**Exercise goal:** Transcribe every line of the listing below without any deviation.

Dataset entries on figures
════

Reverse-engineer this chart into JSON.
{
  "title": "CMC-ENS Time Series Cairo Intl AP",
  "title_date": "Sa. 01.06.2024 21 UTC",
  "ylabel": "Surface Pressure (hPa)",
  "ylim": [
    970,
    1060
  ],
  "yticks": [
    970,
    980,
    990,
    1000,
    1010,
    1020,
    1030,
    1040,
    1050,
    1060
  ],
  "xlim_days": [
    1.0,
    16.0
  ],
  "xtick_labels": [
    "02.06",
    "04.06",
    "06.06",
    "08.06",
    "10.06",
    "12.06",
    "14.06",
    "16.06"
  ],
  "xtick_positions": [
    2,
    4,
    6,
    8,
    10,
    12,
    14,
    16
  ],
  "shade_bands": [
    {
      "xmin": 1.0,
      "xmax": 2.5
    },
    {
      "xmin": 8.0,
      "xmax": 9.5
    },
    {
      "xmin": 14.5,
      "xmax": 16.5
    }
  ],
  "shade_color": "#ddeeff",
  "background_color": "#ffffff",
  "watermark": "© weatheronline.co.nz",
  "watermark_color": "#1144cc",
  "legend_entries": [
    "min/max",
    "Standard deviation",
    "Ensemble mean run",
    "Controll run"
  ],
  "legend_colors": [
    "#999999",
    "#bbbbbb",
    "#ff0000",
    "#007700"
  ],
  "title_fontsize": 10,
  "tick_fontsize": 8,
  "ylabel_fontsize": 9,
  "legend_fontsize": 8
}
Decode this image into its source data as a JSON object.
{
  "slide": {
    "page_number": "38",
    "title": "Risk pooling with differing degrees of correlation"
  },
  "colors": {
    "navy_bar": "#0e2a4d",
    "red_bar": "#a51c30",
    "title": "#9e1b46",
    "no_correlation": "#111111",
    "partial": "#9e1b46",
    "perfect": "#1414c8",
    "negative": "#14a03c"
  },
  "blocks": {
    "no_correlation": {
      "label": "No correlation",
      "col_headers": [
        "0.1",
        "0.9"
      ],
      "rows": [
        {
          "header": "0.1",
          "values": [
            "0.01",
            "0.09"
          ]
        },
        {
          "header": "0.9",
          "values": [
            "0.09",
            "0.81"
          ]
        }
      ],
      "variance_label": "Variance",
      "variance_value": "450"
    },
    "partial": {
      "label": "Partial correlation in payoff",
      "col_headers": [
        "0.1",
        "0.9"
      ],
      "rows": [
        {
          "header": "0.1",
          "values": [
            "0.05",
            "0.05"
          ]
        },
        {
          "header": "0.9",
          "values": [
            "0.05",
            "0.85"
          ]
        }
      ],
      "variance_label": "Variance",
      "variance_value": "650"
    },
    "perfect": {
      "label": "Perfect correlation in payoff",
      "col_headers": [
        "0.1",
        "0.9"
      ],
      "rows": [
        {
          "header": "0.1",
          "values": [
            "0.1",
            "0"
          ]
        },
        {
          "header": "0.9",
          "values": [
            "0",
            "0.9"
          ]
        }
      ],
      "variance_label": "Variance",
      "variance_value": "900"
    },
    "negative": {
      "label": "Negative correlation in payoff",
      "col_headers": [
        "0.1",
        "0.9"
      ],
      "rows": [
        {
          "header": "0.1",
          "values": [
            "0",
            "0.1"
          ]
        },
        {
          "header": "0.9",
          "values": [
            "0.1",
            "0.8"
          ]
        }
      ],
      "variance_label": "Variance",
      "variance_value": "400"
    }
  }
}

════

**Final result:**
Reverse-engineer this chart into JSON.
{
  "title": "CMC-ENS Time Series Cairo Intl AP",
  "title_date": "Sa. 01.06.2024 21 UTC",
  "ylabel": "Surface Pressure (hPa)",
  "ylim": [
    970,
    1060
  ],
  "yticks": [
    970,
    980,
    990,
    1000,
    1010,
    1020,
    1030,
    1040,
    1050,
    1060
  ],
  "xlim_days": [
    1.0,
    16.0
  ],
  "xtick_labels": [
    "02.06",
    "04.06",
    "06.06",
    "08.06",
    "10.06",
    "12.06",
    "14.06",
    "16.06"
  ],
  "xtick_positions": [
    2,
    4,
    6,
    8,
    10,
    12,
    14,
    16
  ],
  "shade_bands": [
    {
      "xmin": 1.0,
      "xmax": 2.5
    },
    {
      "xmin": 8.0,
      "xmax": 9.5
    },
    {
      "xmin": 14.5,
      "xmax": 16.5
    }
  ],
  "shade_color": "#ddeeff",
  "background_color": "#ffffff",
  "watermark": "© weatheronline.co.nz",
  "watermark_color": "#1144cc",
  "legend_entries": [
    "min/max",
    "Standard deviation",
    "Ensemble mean run",
    "Controll run"
  ],
  "legend_colors": [
    "#999999",
    "#bbbbbb",
    "#ff0000",
    "#007700"
  ],
  "title_fontsize": 10,
  "tick_fontsize": 8,
  "ylabel_fontsize": 9,
  "legend_fontsize": 8
}
Decode this image into its source data as a JSON object.
{
  "slide": {
    "page_number": "38",
    "title": "Risk pooling with differing degrees of correlation"
  },
  "colors": {
    "navy_bar": "#0e2a4d",
    "red_bar": "#a51c30",
    "title": "#9e1b46",
    "no_correlation": "#111111",
    "partial": "#9e1b46",
    "perfect": "#1414c8",
    "negative": "#14a03c"
  },
  "blocks": {
    "no_correlation": {
      "label": "No correlation",
      "col_headers": [
        "0.1",
        "0.9"
      ],
      "rows": [
        {
          "header": "0.1",
          "values": [
            "0.01",
            "0.09"
          ]
        },
        {
          "header": "0.9",
          "values": [
            "0.09",
            "0.81"
          ]
        }
      ],
      "variance_label": "Variance",
      "variance_value": "450"
    },
    "partial": {
      "label": "Partial correlation in payoff",
      "col_headers": [
        "0.1",
        "0.9"
      ],
      "rows": [
        {
          "header": "0.1",
          "values": [
            "0.05",
            "0.05"
          ]
        },
        {
          "header": "0.9",
          "values": [
            "0.05",
            "0.85"
          ]
        }
      ],
      "variance_label": "Variance",
      "variance_value": "650"
    },
    "perfect": {
      "label": "Perfect correlation in payoff",
      "col_headers": [
        "0.1",
        "0.9"
      ],
      "rows": [
        {
          "header": "0.1",
          "values": [
            "0.1",
            "0"
          ]
        },
        {
          "header": "0.9",
          "values": [
            "0",
            "0.9"
          ]
        }
      ],
      "variance_label": "Variance",
      "variance_value": "900"
    },
    "negative": {
      "label": "Negative correlation in payoff",
      "col_headers": [
        "0.1",
        "0.9"
      ],
      "rows": [
        {
          "header": "0.1",
          "values": [
            "0",
            "0.1"
          ]
        },
        {
          "header": "0.9",
          "values": [
            "0.1",
            "0.8"
          ]
        }
      ],
      "variance_label": "Variance",
      "variance_value": "400"
    }
  }
}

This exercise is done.